>>>>>

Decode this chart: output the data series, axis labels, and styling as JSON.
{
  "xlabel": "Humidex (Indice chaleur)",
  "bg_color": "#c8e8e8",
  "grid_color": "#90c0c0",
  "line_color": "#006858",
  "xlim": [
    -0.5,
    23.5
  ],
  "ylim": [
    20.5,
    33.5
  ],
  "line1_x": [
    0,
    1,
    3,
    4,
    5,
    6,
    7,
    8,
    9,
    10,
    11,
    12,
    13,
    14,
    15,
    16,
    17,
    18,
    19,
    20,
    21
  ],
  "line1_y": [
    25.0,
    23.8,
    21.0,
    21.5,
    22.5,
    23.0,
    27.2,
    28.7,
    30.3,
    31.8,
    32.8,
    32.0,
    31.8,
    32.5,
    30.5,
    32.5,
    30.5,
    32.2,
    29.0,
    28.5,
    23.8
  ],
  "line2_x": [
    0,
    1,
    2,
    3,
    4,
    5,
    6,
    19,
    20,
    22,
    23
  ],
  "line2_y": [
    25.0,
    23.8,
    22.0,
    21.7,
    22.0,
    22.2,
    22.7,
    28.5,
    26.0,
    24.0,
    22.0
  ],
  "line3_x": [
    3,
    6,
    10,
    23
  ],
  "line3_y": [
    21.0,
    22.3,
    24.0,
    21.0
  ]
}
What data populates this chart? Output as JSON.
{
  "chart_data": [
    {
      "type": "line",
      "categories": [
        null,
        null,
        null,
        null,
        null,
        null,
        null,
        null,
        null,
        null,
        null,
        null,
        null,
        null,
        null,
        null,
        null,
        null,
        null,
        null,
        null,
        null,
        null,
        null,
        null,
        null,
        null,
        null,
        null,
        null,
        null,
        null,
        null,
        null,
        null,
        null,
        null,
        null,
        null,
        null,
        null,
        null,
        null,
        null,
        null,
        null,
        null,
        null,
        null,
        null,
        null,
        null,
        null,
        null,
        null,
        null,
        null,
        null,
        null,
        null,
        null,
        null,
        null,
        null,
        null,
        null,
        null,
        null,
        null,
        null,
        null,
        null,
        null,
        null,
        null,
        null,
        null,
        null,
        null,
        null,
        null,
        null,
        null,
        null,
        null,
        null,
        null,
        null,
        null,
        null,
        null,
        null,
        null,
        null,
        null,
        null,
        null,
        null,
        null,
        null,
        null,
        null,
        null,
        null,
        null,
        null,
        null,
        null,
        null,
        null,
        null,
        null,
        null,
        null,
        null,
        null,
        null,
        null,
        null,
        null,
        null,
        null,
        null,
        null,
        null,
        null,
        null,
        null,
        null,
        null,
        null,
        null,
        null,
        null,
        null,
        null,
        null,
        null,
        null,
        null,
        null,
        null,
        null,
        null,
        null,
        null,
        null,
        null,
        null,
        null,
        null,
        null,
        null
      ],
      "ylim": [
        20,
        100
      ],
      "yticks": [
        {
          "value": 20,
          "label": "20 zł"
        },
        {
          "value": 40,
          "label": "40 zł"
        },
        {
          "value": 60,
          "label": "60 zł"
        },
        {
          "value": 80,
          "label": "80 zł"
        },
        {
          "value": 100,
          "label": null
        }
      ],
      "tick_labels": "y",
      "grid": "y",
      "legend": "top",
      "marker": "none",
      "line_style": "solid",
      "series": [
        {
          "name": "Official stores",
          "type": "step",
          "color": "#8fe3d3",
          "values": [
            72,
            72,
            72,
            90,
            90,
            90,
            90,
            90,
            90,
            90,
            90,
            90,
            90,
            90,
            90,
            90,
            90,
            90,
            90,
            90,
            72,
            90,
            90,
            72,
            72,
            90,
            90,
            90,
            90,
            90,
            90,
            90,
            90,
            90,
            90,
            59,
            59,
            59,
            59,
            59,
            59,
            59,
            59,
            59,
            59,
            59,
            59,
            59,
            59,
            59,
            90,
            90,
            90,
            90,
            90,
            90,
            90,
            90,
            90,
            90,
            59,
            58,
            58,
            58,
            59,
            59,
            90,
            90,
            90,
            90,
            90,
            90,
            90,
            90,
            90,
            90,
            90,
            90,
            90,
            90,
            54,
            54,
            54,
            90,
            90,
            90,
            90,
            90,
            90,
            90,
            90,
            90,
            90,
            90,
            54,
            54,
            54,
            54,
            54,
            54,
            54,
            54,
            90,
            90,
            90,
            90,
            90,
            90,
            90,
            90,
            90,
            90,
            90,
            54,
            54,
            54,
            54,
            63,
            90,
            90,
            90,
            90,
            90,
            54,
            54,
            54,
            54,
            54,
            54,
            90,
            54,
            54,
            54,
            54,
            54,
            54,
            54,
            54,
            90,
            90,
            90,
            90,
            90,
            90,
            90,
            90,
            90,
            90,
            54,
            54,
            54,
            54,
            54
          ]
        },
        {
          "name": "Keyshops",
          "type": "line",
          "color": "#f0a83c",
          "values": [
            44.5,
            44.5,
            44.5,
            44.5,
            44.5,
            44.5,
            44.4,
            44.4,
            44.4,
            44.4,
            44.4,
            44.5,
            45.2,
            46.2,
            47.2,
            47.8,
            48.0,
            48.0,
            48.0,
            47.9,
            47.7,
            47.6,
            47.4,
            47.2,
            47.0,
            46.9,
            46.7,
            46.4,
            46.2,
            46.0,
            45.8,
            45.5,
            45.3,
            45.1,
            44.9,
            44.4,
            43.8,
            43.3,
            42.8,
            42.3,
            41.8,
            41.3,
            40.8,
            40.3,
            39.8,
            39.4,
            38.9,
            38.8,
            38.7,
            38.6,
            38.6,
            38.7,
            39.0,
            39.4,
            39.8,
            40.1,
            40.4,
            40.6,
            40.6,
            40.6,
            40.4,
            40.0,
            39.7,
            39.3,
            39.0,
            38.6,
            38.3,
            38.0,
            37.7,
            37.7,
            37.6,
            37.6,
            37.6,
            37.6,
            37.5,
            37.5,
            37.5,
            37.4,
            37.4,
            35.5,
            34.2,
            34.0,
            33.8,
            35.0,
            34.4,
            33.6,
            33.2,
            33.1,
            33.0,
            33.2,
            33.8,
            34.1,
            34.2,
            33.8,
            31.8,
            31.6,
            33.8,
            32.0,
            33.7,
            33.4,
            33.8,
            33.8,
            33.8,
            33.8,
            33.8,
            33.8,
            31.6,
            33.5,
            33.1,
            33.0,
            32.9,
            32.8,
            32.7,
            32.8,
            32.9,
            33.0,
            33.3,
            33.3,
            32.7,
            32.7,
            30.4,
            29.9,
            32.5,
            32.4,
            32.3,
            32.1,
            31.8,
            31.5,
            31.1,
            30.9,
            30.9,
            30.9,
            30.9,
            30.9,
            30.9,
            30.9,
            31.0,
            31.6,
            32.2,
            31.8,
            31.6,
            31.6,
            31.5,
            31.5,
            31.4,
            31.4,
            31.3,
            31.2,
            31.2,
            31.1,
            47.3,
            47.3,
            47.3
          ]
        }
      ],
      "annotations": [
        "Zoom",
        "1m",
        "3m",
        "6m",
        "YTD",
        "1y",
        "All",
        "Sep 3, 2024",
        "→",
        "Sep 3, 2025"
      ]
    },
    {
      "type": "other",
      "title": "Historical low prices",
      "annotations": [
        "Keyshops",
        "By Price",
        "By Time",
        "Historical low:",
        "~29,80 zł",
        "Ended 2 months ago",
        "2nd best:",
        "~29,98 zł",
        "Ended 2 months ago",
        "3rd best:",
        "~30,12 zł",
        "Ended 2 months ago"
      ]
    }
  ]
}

<<<<<

• **Goal**
Copy the data above exactly. Every line must be included.

• **Reply to the exercise**
Decode this chart: output the data series, axis labels, and styling as JSON.
{
  "xlabel": "Humidex (Indice chaleur)",
  "bg_color": "#c8e8e8",
  "grid_color": "#90c0c0",
  "line_color": "#006858",
  "xlim": [
    -0.5,
    23.5
  ],
  "ylim": [
    20.5,
    33.5
  ],
  "line1_x": [
    0,
    1,
    3,
    4,
    5,
    6,
    7,
    8,
    9,
    10,
    11,
    12,
    13,
    14,
    15,
    16,
    17,
    18,
    19,
    20,
    21
  ],
  "line1_y": [
    25.0,
    23.8,
    21.0,
    21.5,
    22.5,
    23.0,
    27.2,
    28.7,
    30.3,
    31.8,
    32.8,
    32.0,
    31.8,
    32.5,
    30.5,
    32.5,
    30.5,
    32.2,
    29.0,
    28.5,
    23.8
  ],
  "line2_x": [
    0,
    1,
    2,
    3,
    4,
    5,
    6,
    19,
    20,
    22,
    23
  ],
  "line2_y": [
    25.0,
    23.8,
    22.0,
    21.7,
    22.0,
    22.2,
    22.7,
    28.5,
    26.0,
    24.0,
    22.0
  ],
  "line3_x": [
    3,
    6,
    10,
    23
  ],
  "line3_y": [
    21.0,
    22.3,
    24.0,
    21.0
  ]
}
What data populates this chart? Output as JSON.
{
  "chart_data": [
    {
      "type": "line",
      "categories": [
        null,
        null,
        null,
        null,
        null,
        null,
        null,
        null,
        null,
        null,
        null,
        null,
        null,
        null,
        null,
        null,
        null,
        null,
        null,
        null,
        null,
        null,
        null,
        null,
        null,
        null,
        null,
        null,
        null,
        null,
        null,
        null,
        null,
        null,
        null,
        null,
        null,
        null,
        null,
        null,
        null,
        null,
        null,
        null,
        null,
        null,
        null,
        null,
        null,
        null,
        null,
        null,
        null,
        null,
        null,
        null,
        null,
        null,
        null,
        null,
        null,
        null,
        null,
        null,
        null,
        null,
        null,
        null,
        null,
        null,
        null,
        null,
        null,
        null,
        null,
        null,
        null,
        null,
        null,
        null,
        null,
        null,
        null,
        null,
        null,
        null,
        null,
        null,
        null,
        null,
        null,
        null,
        null,
        null,
        null,
        null,
        null,
        null,
        null,
        null,
        null,
        null,
        null,
        null,
        null,
        null,
        null,
        null,
        null,
        null,
        null,
        null,
        null,
        null,
        null,
        null,
        null,
        null,
        null,
        null,
        null,
        null,
        null,
        null,
        null,
        null,
        null,
        null,
        null,
        null,
        null,
        null,
        null,
        null,
        null,
        null,
        null,
        null,
        null,
        null,
        null,
        null,
        null,
        null,
        null,
        null,
        null,
        null,
        null,
        null,
        null,
        null,
        null
      ],
      "ylim": [
        20,
        100
      ],
      "yticks": [
        {
          "value": 20,
          "label": "20 zł"
        },
        {
          "value": 40,
          "label": "40 zł"
        },
        {
          "value": 60,
          "label": "60 zł"
        },
        {
          "value": 80,
          "label": "80 zł"
        },
        {
          "value": 100,
          "label": null
        }
      ],
      "tick_labels": "y",
      "grid": "y",
      "legend": "top",
      "marker": "none",
      "line_style": "solid",
      "series": [
        {
          "name": "Official stores",
          "type": "step",
          "color": "#8fe3d3",
          "values": [
            72,
            72,
            72,
            90,
            90,
            90,
            90,
            90,
            90,
            90,
            90,
            90,
            90,
            90,
            90,
            90,
            90,
            90,
            90,
            90,
            72,
            90,
            90,
            72,
            72,
            90,
            90,
            90,
            90,
            90,
            90,
            90,
            90,
            90,
            90,
            59,
            59,
            59,
            59,
            59,
            59,
            59,
            59,
            59,
            59,
            59,
            59,
            59,
            59,
            59,
            90,
            90,
            90,
            90,
            90,
            90,
            90,
            90,
            90,
            90,
            59,
            58,
            58,
            58,
            59,
            59,
            90,
            90,
            90,
            90,
            90,
            90,
            90,
            90,
            90,
            90,
            90,
            90,
            90,
            90,
            54,
            54,
            54,
            90,
            90,
            90,
            90,
            90,
            90,
            90,
            90,
            90,
            90,
            90,
            54,
            54,
            54,
            54,
            54,
            54,
            54,
            54,
            90,
            90,
            90,
            90,
            90,
            90,
            90,
            90,
            90,
            90,
            90,
            54,
            54,
            54,
            54,
            63,
            90,
            90,
            90,
            90,
            90,
            54,
            54,
            54,
            54,
            54,
            54,
            90,
            54,
            54,
            54,
            54,
            54,
            54,
            54,
            54,
            90,
            90,
            90,
            90,
            90,
            90,
            90,
            90,
            90,
            90,
            54,
            54,
            54,
            54,
            54
          ]
        },
        {
          "name": "Keyshops",
          "type": "line",
          "color": "#f0a83c",
          "values": [
            44.5,
            44.5,
            44.5,
            44.5,
            44.5,
            44.5,
            44.4,
            44.4,
            44.4,
            44.4,
            44.4,
            44.5,
            45.2,
            46.2,
            47.2,
            47.8,
            48.0,
            48.0,
            48.0,
            47.9,
            47.7,
            47.6,
            47.4,
            47.2,
            47.0,
            46.9,
            46.7,
            46.4,
            46.2,
            46.0,
            45.8,
            45.5,
            45.3,
            45.1,
            44.9,
            44.4,
            43.8,
            43.3,
            42.8,
            42.3,
            41.8,
            41.3,
            40.8,
            40.3,
            39.8,
            39.4,
            38.9,
            38.8,
            38.7,
            38.6,
            38.6,
            38.7,
            39.0,
            39.4,
            39.8,
            40.1,
            40.4,
            40.6,
            40.6,
            40.6,
            40.4,
            40.0,
            39.7,
            39.3,
            39.0,
            38.6,
            38.3,
            38.0,
            37.7,
            37.7,
            37.6,
            37.6,
            37.6,
            37.6,
            37.5,
            37.5,
            37.5,
            37.4,
            37.4,
            35.5,
            34.2,
            34.0,
            33.8,
            35.0,
            34.4,
            33.6,
            33.2,
            33.1,
            33.0,
            33.2,
            33.8,
            34.1,
            34.2,
            33.8,
            31.8,
            31.6,
            33.8,
            32.0,
            33.7,
            33.4,
            33.8,
            33.8,
            33.8,
            33.8,
            33.8,
            33.8,
            31.6,
            33.5,
            33.1,
            33.0,
            32.9,
            32.8,
            32.7,
            32.8,
            32.9,
            33.0,
            33.3,
            33.3,
            32.7,
            32.7,
            30.4,
            29.9,
            32.5,
            32.4,
            32.3,
            32.1,
            31.8,
            31.5,
            31.1,
            30.9,
            30.9,
            30.9,
            30.9,
            30.9,
            30.9,
            30.9,
            31.0,
            31.6,
            32.2,
            31.8,
            31.6,
            31.6,
            31.5,
            31.5,
            31.4,
            31.4,
            31.3,
            31.2,
            31.2,
            31.1,
            47.3,
            47.3,
            47.3
          ]
        }
      ],
      "annotations": [
        "Zoom",
        "1m",
        "3m",
        "6m",
        "YTD",
        "1y",
        "All",
        "Sep 3, 2024",
        "→",
        "Sep 3, 2025"
      ]
    },
    {
      "type": "other",
      "title": "Historical low prices",
      "annotations": [
        "Keyshops",
        "By Price",
        "By Time",
        "Historical low:",
        "~29,80 zł",
        "Ended 2 months ago",
        "2nd best:",
        "~29,98 zł",
        "Ended 2 months ago",
        "3rd best:",
        "~30,12 zł",
        "Ended 2 months ago"
      ]
    }
  ]
}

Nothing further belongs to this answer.